● **Directive**:
Every line of the records must be repeated exactly; pictures stay out.

● **Data excerpts**:
------------------------------------

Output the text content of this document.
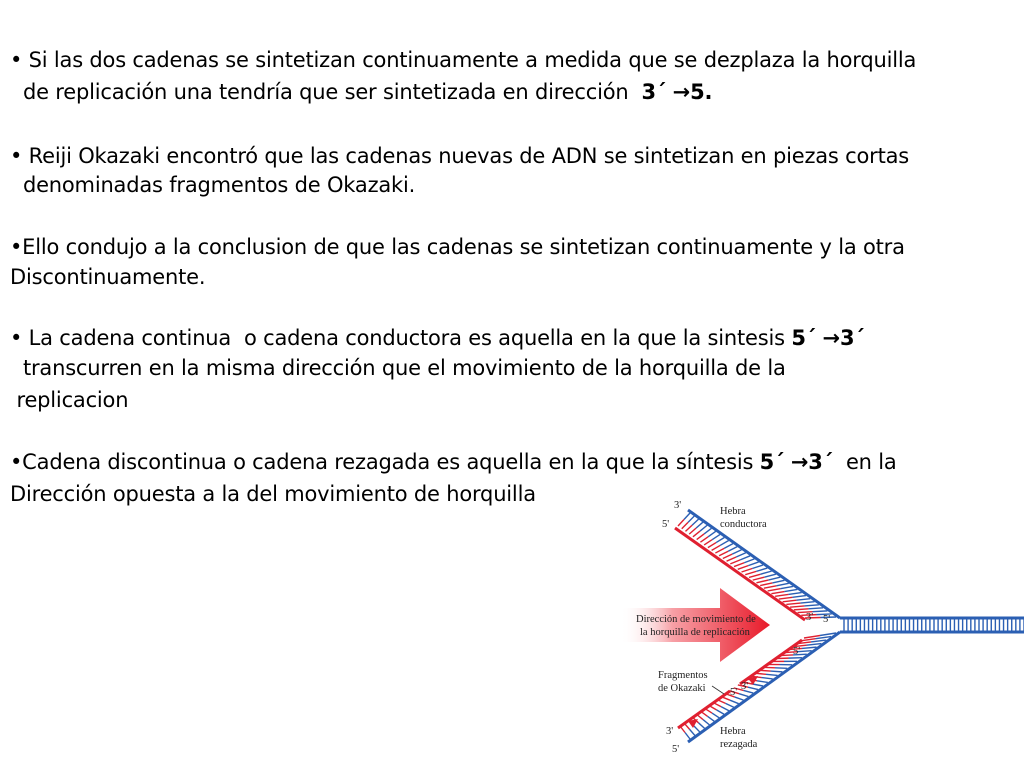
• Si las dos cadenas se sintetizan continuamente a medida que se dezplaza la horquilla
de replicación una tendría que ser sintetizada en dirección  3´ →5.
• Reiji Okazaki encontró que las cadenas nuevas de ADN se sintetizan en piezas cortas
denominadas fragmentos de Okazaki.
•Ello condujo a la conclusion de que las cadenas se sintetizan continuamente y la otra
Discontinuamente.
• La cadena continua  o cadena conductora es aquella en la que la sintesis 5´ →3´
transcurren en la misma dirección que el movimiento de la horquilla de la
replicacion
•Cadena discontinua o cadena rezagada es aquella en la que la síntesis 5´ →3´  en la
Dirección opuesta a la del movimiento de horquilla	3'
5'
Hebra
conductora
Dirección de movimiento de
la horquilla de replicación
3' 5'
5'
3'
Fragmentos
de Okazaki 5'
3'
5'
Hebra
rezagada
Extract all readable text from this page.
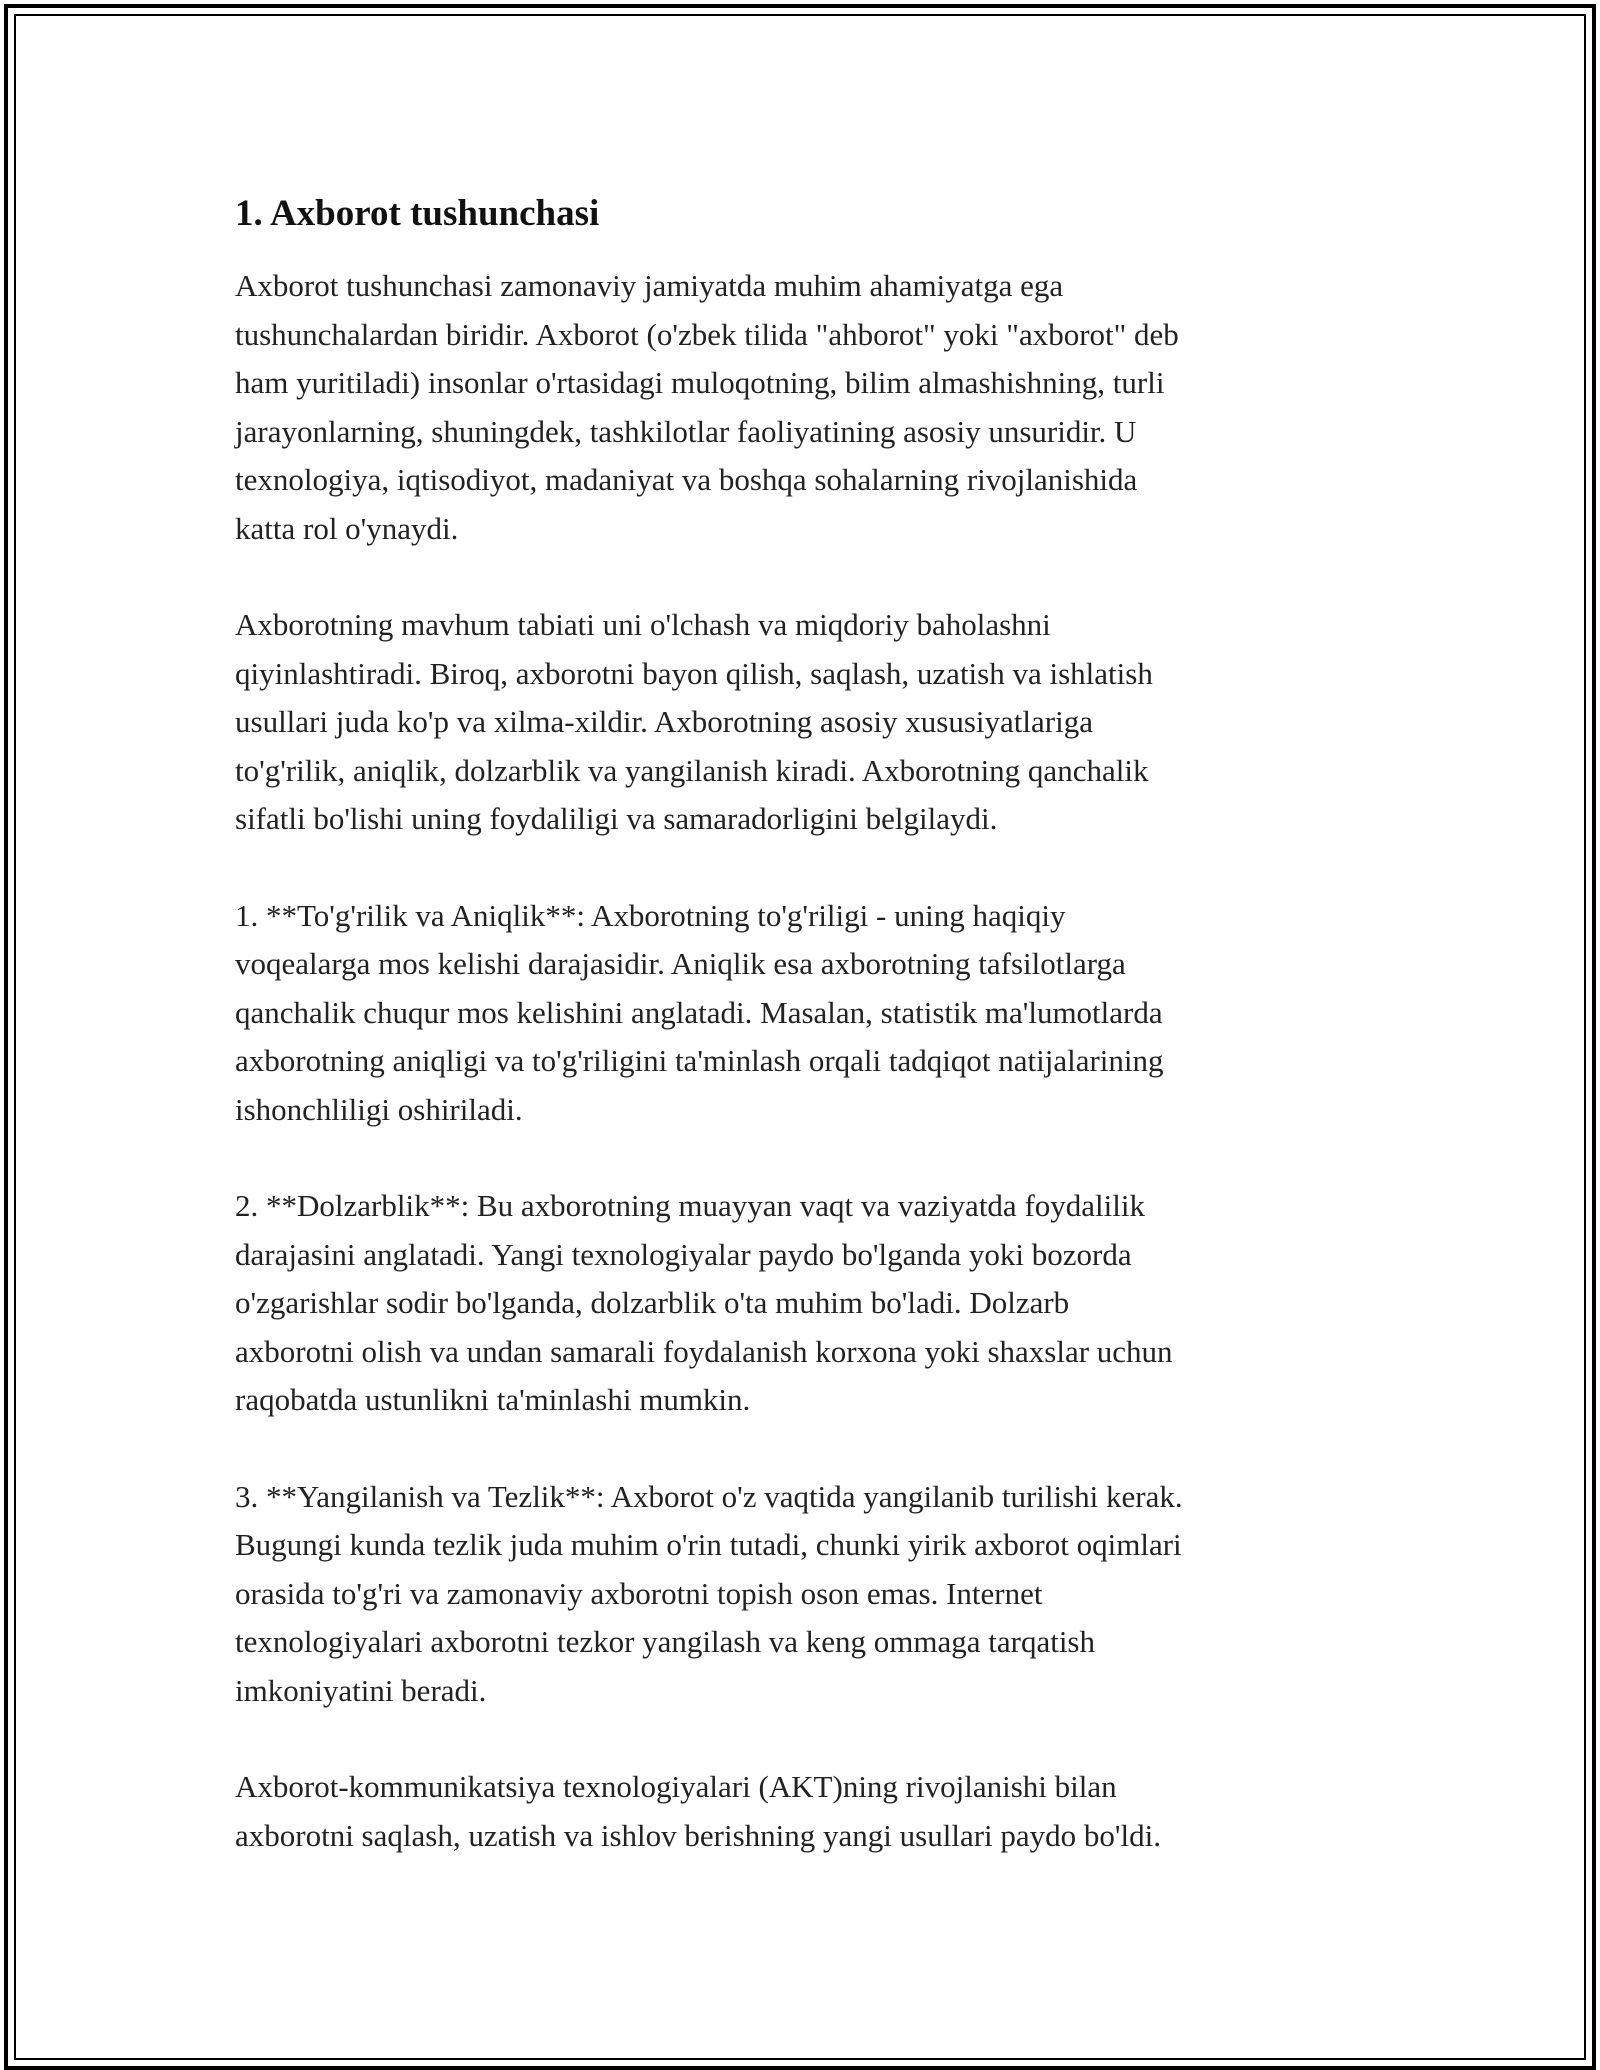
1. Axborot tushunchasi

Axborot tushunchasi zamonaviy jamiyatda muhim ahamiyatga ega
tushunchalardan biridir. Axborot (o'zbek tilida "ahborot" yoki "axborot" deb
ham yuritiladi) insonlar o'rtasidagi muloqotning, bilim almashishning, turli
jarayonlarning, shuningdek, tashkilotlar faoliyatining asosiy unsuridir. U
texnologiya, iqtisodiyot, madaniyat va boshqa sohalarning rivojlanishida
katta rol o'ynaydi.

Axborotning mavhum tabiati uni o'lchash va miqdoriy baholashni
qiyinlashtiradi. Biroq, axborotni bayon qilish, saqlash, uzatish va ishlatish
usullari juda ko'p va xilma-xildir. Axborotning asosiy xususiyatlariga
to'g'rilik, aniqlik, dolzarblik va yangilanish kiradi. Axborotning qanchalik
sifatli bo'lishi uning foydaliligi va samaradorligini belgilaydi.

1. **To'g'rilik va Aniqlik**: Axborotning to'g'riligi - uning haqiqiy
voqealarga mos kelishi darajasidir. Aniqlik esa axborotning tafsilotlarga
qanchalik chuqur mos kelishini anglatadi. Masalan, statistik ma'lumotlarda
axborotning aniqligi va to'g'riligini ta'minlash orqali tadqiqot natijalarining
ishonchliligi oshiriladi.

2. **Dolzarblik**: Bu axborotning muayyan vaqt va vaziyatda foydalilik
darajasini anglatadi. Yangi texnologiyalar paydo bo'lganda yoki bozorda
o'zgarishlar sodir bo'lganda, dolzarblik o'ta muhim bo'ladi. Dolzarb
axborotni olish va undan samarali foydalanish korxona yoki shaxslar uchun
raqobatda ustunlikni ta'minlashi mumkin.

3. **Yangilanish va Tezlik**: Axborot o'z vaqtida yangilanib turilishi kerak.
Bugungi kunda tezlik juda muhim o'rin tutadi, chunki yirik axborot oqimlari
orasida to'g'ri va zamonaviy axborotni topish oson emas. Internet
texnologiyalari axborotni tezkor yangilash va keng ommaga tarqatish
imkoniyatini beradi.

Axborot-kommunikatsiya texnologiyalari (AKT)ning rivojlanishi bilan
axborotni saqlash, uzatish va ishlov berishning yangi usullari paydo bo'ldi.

------------------------------------

● **Full answer**:
Output the text content of this document.
• Si las dos cadenas se sintetizan continuamente a medida que se dezplaza la horquilla
de replicación una tendría que ser sintetizada en dirección  3´ →5.
• Reiji Okazaki encontró que las cadenas nuevas de ADN se sintetizan en piezas cortas
denominadas fragmentos de Okazaki.
•Ello condujo a la conclusion de que las cadenas se sintetizan continuamente y la otra
Discontinuamente.
• La cadena continua  o cadena conductora es aquella en la que la sintesis 5´ →3´
transcurren en la misma dirección que el movimiento de la horquilla de la
replicacion
•Cadena discontinua o cadena rezagada es aquella en la que la síntesis 5´ →3´  en la
Dirección opuesta a la del movimiento de horquilla	3'
5'
Hebra
conductora
Dirección de movimiento de
la horquilla de replicación
3' 5'
5'
3'
Fragmentos
de Okazaki 5'
3'
5'
Hebra
rezagada
Extract all readable text from this page.
1. Axborot tushunchasi

Axborot tushunchasi zamonaviy jamiyatda muhim ahamiyatga ega
tushunchalardan biridir. Axborot (o'zbek tilida "ahborot" yoki "axborot" deb
ham yuritiladi) insonlar o'rtasidagi muloqotning, bilim almashishning, turli
jarayonlarning, shuningdek, tashkilotlar faoliyatining asosiy unsuridir. U
texnologiya, iqtisodiyot, madaniyat va boshqa sohalarning rivojlanishida
katta rol o'ynaydi.

Axborotning mavhum tabiati uni o'lchash va miqdoriy baholashni
qiyinlashtiradi. Biroq, axborotni bayon qilish, saqlash, uzatish va ishlatish
usullari juda ko'p va xilma-xildir. Axborotning asosiy xususiyatlariga
to'g'rilik, aniqlik, dolzarblik va yangilanish kiradi. Axborotning qanchalik
sifatli bo'lishi uning foydaliligi va samaradorligini belgilaydi.

1. **To'g'rilik va Aniqlik**: Axborotning to'g'riligi - uning haqiqiy
voqealarga mos kelishi darajasidir. Aniqlik esa axborotning tafsilotlarga
qanchalik chuqur mos kelishini anglatadi. Masalan, statistik ma'lumotlarda
axborotning aniqligi va to'g'riligini ta'minlash orqali tadqiqot natijalarining
ishonchliligi oshiriladi.

2. **Dolzarblik**: Bu axborotning muayyan vaqt va vaziyatda foydalilik
darajasini anglatadi. Yangi texnologiyalar paydo bo'lganda yoki bozorda
o'zgarishlar sodir bo'lganda, dolzarblik o'ta muhim bo'ladi. Dolzarb
axborotni olish va undan samarali foydalanish korxona yoki shaxslar uchun
raqobatda ustunlikni ta'minlashi mumkin.

3. **Yangilanish va Tezlik**: Axborot o'z vaqtida yangilanib turilishi kerak.
Bugungi kunda tezlik juda muhim o'rin tutadi, chunki yirik axborot oqimlari
orasida to'g'ri va zamonaviy axborotni topish oson emas. Internet
texnologiyalari axborotni tezkor yangilash va keng ommaga tarqatish
imkoniyatini beradi.

Axborot-kommunikatsiya texnologiyalari (AKT)ning rivojlanishi bilan
axborotni saqlash, uzatish va ishlov berishning yangi usullari paydo bo'ldi.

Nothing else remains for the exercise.